Objective 1:
Answer these questions about the oil age article:
(a) At which venue was the presentation "World Oil Supply: At The Turning Point?" held?
(b) For every barrel of oil discovered, how many barrels are used?
(c) According to the article, what is the most powerful source of energy?

─── Source excerpt

Oregon Sustainability and the End of the Oil Age

By Jacksonps

John Kaufmann, Senior Policy Analyst Conservation Division at the Oregon Department of Energy"We must face the prospect of changing our basic ways of living. This change will either be made on our own initiative in a planned way, or forced on us with chaos and suffering by the inexorable laws of nature." ~ President Jimmy Carter

We hear about presentations on environmental concerns fairly often in our "oh so green city" but how much do we really learn. I attended "World Oil Supply: At The Turning Point?" at the Baghdad Theatre with John Kaufmann, Senior Policy Analyst Conservation Division at the Oregon Department of Energy of over 25 years.

I believe there are really three main issues surrounding the end of the oil age, the search for more, alternative fuels and our own consumption habits. The first is that estimates from the experts show that we have already used the majority of our oil. That's the oil fields that were the largest, easiest to find and had enough pressure from within that it pushed itself out of the ground. It's becoming harder and more expensive to search for any remaining oil fields. The second issue is that oil is the most powerful source of energy. We will not find another source of energy that packs as much punch as fossil fuel.

The third and biggest issue concerning oil is our consumption. Our demand has exceeded the supply. For every barrel of oil discovered we use three to six barrels. The world as a whole uses about 86 million barrels everyday. The concern and focus of last evening's presentation brings to attention to "what do we do when the supply stops?" if we had no oil for transportation how will emergency vehicles help people? How will we get our food from the fields to our plates? How will we heat our homes? Many questions come to light and we are yet to have an emergency plan for any of these questions.

If you have no fear of this happening you're not listening. This is not science fiction or a really bad movie. Perhaps many of us have just not heard the details or really taken a moment to think of everything that is involved if this occurred. This doesn't mean that we need to wake up tomorrow and sell our cars or stop heating our homes. What it does mean is that we need to be talking about it more, discussing ways to prepare now before anything happens. Its kind of like not paying your rent or mortgage, then the landlord or bank kicks you out and your only option to stay is to come up with more money than you have with no extra time. It's better and cheaper to be prepared than when we have no resources to help us.

──────
─── Provided data

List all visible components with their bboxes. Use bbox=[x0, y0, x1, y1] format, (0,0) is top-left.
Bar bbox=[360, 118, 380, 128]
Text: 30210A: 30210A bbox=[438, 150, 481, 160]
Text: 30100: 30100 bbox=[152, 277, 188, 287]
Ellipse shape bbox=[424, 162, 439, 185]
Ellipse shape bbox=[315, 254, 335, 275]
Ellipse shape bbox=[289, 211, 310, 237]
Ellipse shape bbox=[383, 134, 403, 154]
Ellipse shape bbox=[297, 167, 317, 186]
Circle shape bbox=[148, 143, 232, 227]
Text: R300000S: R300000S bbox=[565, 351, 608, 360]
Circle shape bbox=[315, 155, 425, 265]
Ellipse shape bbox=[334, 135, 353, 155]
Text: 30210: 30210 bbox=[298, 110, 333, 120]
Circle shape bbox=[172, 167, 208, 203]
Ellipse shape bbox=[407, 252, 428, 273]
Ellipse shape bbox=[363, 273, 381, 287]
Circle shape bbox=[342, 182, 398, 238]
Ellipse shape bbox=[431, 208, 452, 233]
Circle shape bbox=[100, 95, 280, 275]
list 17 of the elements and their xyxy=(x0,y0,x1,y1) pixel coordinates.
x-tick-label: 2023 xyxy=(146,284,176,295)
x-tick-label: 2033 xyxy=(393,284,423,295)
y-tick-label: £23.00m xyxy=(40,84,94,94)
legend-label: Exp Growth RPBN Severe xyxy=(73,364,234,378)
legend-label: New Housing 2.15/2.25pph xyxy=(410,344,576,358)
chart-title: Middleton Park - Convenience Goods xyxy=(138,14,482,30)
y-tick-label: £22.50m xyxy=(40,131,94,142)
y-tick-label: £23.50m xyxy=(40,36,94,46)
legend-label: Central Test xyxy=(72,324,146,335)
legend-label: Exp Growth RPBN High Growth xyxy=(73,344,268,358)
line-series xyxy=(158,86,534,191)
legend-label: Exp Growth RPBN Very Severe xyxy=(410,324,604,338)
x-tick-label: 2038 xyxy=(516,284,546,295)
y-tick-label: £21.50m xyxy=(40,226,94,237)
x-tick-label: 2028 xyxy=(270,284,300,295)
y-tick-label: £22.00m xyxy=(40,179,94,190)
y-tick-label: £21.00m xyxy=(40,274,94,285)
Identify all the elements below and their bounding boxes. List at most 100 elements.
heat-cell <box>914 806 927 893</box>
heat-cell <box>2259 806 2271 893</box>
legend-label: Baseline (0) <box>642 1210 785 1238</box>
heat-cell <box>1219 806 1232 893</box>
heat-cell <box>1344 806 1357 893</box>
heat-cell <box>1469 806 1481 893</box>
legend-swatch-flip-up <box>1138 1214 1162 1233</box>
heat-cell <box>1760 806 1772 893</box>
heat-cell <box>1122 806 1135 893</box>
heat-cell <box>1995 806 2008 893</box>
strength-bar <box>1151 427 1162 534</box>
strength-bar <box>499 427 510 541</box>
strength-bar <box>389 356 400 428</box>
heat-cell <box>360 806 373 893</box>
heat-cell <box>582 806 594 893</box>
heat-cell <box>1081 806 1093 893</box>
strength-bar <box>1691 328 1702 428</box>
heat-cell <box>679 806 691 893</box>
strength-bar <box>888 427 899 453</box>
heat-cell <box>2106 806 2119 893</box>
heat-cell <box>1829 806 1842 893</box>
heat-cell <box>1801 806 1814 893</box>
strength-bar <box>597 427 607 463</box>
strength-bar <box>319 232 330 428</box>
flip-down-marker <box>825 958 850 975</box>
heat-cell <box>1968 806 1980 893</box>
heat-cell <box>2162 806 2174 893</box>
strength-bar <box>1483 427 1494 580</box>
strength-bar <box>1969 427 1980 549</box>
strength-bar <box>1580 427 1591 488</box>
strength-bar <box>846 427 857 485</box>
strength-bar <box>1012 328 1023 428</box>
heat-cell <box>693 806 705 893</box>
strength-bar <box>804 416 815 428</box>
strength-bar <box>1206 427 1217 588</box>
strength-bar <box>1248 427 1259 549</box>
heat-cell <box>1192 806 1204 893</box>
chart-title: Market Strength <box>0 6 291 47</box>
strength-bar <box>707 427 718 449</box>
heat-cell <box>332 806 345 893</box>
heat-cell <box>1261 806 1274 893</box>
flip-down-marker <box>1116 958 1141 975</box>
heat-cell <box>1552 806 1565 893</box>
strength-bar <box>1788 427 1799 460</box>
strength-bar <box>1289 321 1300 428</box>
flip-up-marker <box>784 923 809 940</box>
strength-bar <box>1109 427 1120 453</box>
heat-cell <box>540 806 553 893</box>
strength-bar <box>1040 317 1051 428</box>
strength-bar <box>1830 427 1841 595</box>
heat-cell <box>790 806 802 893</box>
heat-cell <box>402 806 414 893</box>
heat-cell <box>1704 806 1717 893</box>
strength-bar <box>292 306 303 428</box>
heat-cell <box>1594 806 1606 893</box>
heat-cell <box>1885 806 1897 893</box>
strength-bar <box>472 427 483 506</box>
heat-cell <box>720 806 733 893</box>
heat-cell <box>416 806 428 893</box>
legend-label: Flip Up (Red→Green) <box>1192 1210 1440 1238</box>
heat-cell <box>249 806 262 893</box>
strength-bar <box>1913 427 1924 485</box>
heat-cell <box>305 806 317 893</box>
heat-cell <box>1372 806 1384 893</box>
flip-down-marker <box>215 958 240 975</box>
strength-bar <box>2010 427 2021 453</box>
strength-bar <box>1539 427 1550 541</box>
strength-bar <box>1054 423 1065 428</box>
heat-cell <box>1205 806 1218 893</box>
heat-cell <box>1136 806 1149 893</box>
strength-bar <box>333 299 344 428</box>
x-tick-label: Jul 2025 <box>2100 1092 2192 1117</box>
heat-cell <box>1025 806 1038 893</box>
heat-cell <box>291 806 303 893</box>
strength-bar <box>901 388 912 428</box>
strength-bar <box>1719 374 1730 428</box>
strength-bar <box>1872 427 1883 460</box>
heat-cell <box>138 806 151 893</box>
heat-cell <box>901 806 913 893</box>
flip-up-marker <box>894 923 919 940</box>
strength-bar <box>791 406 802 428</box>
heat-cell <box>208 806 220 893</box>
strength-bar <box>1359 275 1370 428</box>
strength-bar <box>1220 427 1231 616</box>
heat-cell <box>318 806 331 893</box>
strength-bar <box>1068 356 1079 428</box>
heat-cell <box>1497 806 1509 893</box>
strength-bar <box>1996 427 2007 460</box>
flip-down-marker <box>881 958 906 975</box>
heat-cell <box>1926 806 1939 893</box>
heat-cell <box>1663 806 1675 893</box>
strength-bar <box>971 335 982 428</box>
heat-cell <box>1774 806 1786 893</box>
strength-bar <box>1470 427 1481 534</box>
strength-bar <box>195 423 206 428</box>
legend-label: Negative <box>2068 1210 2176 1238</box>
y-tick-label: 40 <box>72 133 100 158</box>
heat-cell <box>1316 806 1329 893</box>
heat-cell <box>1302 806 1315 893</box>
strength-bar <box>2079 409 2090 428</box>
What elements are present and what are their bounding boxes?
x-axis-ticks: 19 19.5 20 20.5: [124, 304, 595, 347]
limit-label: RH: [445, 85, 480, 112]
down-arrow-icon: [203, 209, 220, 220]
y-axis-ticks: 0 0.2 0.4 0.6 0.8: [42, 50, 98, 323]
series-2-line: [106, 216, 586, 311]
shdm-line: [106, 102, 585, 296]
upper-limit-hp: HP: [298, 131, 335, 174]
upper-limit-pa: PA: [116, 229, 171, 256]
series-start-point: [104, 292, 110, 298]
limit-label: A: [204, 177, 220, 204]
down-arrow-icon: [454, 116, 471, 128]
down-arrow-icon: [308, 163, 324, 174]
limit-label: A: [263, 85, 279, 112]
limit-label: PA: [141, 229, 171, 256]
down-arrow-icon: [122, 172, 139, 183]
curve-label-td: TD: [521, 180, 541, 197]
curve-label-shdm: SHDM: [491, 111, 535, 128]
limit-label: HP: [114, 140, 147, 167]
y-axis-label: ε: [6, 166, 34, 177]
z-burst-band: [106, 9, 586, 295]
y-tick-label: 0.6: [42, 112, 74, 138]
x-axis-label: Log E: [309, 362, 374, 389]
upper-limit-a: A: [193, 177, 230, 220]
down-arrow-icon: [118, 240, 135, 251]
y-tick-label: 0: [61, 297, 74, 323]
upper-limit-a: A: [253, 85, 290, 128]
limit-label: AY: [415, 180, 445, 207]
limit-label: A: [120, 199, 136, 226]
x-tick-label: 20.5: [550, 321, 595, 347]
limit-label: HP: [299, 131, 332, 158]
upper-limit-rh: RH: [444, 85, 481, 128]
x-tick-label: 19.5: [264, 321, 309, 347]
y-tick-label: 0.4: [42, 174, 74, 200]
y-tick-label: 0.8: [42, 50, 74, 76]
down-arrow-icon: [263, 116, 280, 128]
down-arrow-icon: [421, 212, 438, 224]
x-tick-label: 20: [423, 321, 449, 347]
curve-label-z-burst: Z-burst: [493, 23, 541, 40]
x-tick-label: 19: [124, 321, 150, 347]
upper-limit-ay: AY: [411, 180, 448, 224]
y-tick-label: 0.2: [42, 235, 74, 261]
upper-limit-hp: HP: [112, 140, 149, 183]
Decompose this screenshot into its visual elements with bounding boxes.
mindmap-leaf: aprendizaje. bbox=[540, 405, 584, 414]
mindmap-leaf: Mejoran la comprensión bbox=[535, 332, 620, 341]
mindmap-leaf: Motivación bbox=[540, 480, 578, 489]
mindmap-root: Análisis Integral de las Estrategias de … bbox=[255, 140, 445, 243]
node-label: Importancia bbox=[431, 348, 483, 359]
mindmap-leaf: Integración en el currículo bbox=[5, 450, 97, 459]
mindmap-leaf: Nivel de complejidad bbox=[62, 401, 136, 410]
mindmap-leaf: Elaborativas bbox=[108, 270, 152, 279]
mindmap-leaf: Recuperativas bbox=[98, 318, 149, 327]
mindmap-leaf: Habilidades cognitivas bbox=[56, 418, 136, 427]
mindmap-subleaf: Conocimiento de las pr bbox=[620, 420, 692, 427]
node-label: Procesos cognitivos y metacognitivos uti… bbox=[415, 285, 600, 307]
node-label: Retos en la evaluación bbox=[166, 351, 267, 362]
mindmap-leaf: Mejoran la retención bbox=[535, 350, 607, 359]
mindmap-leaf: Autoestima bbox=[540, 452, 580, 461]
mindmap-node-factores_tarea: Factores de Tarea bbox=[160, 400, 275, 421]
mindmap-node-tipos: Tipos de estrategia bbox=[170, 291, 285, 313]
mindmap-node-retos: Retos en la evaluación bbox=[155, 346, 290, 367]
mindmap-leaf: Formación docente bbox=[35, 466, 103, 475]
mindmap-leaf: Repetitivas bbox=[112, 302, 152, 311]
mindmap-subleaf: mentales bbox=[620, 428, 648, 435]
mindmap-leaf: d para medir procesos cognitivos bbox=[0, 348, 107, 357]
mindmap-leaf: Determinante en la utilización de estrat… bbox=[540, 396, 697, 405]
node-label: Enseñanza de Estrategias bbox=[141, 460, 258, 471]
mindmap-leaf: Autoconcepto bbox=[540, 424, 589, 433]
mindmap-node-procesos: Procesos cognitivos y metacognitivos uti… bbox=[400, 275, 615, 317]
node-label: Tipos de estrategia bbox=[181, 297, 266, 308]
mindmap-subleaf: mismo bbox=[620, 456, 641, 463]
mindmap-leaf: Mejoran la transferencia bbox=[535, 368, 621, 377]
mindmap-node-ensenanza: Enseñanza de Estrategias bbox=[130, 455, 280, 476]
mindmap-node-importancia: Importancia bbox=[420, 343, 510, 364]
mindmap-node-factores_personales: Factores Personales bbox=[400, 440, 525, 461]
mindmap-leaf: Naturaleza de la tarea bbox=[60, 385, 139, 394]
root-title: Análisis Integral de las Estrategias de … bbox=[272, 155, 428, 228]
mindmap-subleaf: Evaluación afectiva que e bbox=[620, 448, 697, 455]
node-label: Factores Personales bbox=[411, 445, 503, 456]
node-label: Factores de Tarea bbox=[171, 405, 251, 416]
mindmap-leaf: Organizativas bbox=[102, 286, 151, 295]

──────

Objective 2:
Format the entries as a numbered list, starting at their first line and ending after the line that contains "legend-label: Exp Growth RPBN Severe". Leave out blank lines.

Expected answer 1:
(a) The Baghdad Theatre
(b) Three to six barrels
(c) Oil

Expected answer 2:
1. List all visible components with their bboxes. Use bbox=[x0, y0, x1, y1] format, (0,0) is top-left.
2. Bar bbox=[360, 118, 380, 128]
3. Text: 30210A: 30210A bbox=[438, 150, 481, 160]
4. Text: 30100: 30100 bbox=[152, 277, 188, 287]
5. Ellipse shape bbox=[424, 162, 439, 185]
6. Ellipse shape bbox=[315, 254, 335, 275]
7. Ellipse shape bbox=[289, 211, 310, 237]
8. Ellipse shape bbox=[383, 134, 403, 154]
9. Ellipse shape bbox=[297, 167, 317, 186]
10. Circle shape bbox=[148, 143, 232, 227]
11. Text: R300000S: R300000S bbox=[565, 351, 608, 360]
12. Circle shape bbox=[315, 155, 425, 265]
13. Ellipse shape bbox=[334, 135, 353, 155]
14. Text: 30210: 30210 bbox=[298, 110, 333, 120]
15. Circle shape bbox=[172, 167, 208, 203]
16. Ellipse shape bbox=[407, 252, 428, 273]
17. Ellipse shape bbox=[363, 273, 381, 287]
18. Circle shape bbox=[342, 182, 398, 238]
19. Ellipse shape bbox=[431, 208, 452, 233]
20. Circle shape bbox=[100, 95, 280, 275]
21. list 17 of the elements and their xyxy=(x0,y0,x1,y1) pixel coordinates.
22. x-tick-label: 2023 xyxy=(146,284,176,295)
23. x-tick-label: 2033 xyxy=(393,284,423,295)
24. y-tick-label: £23.00m xyxy=(40,84,94,94)
25. legend-label: Exp Growth RPBN Severe xyxy=(73,364,234,378)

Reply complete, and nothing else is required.